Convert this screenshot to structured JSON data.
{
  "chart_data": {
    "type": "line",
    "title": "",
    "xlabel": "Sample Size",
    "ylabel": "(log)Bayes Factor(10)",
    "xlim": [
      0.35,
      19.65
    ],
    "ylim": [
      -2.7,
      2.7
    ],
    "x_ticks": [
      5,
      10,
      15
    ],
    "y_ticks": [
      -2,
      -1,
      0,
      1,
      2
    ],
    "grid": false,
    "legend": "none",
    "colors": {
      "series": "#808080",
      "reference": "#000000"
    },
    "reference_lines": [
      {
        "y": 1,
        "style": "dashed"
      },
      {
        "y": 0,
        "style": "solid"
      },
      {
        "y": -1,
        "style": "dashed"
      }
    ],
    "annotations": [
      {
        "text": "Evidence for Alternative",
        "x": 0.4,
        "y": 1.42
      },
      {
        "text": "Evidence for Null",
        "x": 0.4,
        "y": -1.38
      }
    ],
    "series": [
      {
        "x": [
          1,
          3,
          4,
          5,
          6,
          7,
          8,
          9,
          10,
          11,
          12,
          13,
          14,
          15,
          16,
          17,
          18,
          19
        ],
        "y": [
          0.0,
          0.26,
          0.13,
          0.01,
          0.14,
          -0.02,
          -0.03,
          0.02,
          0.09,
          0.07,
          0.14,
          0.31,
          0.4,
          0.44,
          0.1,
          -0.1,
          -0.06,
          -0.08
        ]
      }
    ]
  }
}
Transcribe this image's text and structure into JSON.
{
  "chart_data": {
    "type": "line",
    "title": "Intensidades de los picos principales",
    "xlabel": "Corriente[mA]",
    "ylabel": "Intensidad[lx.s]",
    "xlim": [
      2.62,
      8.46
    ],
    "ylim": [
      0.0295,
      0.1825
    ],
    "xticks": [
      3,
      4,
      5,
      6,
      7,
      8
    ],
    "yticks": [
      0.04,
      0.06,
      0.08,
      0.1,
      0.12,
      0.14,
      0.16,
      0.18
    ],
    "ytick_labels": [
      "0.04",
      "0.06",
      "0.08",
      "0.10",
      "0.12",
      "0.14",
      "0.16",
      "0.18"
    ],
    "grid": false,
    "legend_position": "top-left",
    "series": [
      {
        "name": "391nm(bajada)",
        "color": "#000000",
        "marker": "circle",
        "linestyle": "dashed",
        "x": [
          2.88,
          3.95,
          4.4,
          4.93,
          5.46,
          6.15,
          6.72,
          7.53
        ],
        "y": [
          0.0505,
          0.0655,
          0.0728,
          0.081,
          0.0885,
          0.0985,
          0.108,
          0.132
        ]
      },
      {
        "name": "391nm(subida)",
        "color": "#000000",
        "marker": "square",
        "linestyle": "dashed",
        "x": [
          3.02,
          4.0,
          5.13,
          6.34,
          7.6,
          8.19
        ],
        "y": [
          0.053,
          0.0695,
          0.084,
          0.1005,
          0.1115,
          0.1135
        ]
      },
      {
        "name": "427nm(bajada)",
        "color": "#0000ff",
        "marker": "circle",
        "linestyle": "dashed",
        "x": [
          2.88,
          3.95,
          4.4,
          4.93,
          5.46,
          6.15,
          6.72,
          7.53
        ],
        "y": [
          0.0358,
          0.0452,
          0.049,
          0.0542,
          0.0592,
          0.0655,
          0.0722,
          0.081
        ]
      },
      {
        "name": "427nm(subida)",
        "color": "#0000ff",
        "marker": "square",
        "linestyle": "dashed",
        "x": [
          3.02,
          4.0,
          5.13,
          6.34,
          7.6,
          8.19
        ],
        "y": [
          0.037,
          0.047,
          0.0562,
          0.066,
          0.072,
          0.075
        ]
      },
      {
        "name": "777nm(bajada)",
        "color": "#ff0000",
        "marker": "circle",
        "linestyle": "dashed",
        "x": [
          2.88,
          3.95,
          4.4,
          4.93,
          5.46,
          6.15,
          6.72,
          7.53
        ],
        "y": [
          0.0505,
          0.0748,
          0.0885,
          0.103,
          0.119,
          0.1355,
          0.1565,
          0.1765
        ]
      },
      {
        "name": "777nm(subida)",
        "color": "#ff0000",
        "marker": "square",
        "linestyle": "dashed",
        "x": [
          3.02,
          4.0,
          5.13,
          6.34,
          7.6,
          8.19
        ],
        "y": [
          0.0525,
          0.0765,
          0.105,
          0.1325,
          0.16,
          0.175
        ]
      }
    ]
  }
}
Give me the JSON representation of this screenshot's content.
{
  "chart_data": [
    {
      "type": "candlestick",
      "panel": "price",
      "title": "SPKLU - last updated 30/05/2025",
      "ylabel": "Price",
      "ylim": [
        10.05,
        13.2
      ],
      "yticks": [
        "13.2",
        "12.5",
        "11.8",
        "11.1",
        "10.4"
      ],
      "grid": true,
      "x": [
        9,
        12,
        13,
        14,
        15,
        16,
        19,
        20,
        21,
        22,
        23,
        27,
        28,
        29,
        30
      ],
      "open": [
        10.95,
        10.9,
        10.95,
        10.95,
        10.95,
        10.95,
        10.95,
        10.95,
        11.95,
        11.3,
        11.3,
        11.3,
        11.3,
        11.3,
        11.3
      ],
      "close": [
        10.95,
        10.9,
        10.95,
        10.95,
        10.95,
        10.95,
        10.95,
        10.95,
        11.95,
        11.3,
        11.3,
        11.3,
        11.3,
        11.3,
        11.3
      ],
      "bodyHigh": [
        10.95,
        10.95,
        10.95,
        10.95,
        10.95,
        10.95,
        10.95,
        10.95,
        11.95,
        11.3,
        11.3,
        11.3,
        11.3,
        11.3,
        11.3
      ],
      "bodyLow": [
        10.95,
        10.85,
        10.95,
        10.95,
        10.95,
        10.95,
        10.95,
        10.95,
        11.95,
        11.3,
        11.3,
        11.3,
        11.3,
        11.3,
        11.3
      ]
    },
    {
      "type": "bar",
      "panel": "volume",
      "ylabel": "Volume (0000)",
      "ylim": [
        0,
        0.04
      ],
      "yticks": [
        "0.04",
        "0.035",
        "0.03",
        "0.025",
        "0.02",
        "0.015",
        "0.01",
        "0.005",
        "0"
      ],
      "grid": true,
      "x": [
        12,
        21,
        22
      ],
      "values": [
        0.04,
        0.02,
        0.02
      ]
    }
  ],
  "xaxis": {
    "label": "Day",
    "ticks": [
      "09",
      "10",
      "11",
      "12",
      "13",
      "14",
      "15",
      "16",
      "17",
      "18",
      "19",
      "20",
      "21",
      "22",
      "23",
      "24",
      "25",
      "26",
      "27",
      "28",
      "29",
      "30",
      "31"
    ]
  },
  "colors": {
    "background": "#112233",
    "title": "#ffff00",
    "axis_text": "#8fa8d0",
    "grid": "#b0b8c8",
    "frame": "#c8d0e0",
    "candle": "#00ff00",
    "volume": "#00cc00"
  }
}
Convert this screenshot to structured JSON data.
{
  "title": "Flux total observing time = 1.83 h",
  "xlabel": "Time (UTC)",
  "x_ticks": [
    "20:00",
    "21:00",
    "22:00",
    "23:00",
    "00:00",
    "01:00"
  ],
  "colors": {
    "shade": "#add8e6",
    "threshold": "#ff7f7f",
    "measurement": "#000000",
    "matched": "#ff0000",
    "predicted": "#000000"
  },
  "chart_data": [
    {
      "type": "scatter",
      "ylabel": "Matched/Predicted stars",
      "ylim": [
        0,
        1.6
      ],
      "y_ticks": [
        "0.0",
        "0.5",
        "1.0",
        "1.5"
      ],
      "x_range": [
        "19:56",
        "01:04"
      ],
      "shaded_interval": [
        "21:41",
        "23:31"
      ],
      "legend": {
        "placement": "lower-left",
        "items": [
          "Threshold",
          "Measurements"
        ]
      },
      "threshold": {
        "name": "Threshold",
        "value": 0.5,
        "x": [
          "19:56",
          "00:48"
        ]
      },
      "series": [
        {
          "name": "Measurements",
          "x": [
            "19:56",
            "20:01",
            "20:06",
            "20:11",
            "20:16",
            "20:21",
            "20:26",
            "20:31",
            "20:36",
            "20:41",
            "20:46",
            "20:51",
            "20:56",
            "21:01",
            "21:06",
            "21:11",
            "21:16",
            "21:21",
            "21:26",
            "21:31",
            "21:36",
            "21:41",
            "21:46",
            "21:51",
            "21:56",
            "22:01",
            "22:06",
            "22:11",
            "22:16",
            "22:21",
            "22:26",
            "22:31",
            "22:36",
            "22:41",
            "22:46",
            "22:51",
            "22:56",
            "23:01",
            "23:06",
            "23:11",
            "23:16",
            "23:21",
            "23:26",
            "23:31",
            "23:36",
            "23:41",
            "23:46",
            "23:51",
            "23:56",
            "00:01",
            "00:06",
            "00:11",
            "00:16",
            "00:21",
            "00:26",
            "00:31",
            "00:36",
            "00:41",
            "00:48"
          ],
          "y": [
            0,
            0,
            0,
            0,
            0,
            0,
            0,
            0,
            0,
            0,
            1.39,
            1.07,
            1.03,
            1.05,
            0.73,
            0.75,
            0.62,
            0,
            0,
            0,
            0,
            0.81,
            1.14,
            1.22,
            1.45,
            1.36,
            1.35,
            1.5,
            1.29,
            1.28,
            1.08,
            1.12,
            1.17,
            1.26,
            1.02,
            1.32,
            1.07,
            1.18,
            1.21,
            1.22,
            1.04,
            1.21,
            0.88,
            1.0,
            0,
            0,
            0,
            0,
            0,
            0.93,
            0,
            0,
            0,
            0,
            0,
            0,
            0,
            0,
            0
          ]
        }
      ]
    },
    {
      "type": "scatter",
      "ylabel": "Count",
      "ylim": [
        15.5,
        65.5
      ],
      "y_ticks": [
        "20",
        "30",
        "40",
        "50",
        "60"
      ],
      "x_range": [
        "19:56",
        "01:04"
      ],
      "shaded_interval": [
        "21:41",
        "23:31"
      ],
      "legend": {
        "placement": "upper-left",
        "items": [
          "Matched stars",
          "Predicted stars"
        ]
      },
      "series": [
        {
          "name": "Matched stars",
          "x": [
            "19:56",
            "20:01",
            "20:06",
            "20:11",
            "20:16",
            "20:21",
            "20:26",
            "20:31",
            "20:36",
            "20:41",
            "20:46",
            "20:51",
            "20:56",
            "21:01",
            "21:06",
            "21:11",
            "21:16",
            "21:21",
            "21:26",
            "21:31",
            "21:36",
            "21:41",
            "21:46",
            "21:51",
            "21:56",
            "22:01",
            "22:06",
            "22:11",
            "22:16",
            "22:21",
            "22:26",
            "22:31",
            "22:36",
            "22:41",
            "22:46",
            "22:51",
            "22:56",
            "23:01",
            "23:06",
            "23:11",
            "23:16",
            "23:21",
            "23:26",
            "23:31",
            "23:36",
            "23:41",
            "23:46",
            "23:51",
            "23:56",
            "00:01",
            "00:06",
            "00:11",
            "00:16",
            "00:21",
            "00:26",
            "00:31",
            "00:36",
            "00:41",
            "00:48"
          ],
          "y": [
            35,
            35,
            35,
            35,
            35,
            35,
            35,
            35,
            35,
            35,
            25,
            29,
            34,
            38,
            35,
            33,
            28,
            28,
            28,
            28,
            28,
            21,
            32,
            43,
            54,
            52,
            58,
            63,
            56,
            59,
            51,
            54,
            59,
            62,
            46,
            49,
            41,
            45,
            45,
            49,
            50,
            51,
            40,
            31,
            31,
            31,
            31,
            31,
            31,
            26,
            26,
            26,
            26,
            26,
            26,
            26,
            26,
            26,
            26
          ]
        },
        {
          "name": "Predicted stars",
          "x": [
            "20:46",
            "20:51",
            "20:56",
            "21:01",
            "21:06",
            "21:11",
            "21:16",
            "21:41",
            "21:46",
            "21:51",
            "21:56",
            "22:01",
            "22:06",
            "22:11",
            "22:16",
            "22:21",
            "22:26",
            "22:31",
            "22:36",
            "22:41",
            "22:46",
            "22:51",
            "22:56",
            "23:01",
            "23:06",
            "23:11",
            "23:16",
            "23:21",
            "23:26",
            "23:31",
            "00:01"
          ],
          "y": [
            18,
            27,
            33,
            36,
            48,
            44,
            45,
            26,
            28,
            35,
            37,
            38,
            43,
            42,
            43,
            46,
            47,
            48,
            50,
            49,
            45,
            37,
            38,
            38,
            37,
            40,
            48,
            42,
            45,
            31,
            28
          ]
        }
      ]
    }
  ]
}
·····
* [Exercise aim] From the data above, pick out each line containing "xlabel" and copy it.

* [Solution below]
    "xlabel": "Sample Size",
    "xlabel": "Corriente[mA]",
  "xlabel": "Time (UTC)",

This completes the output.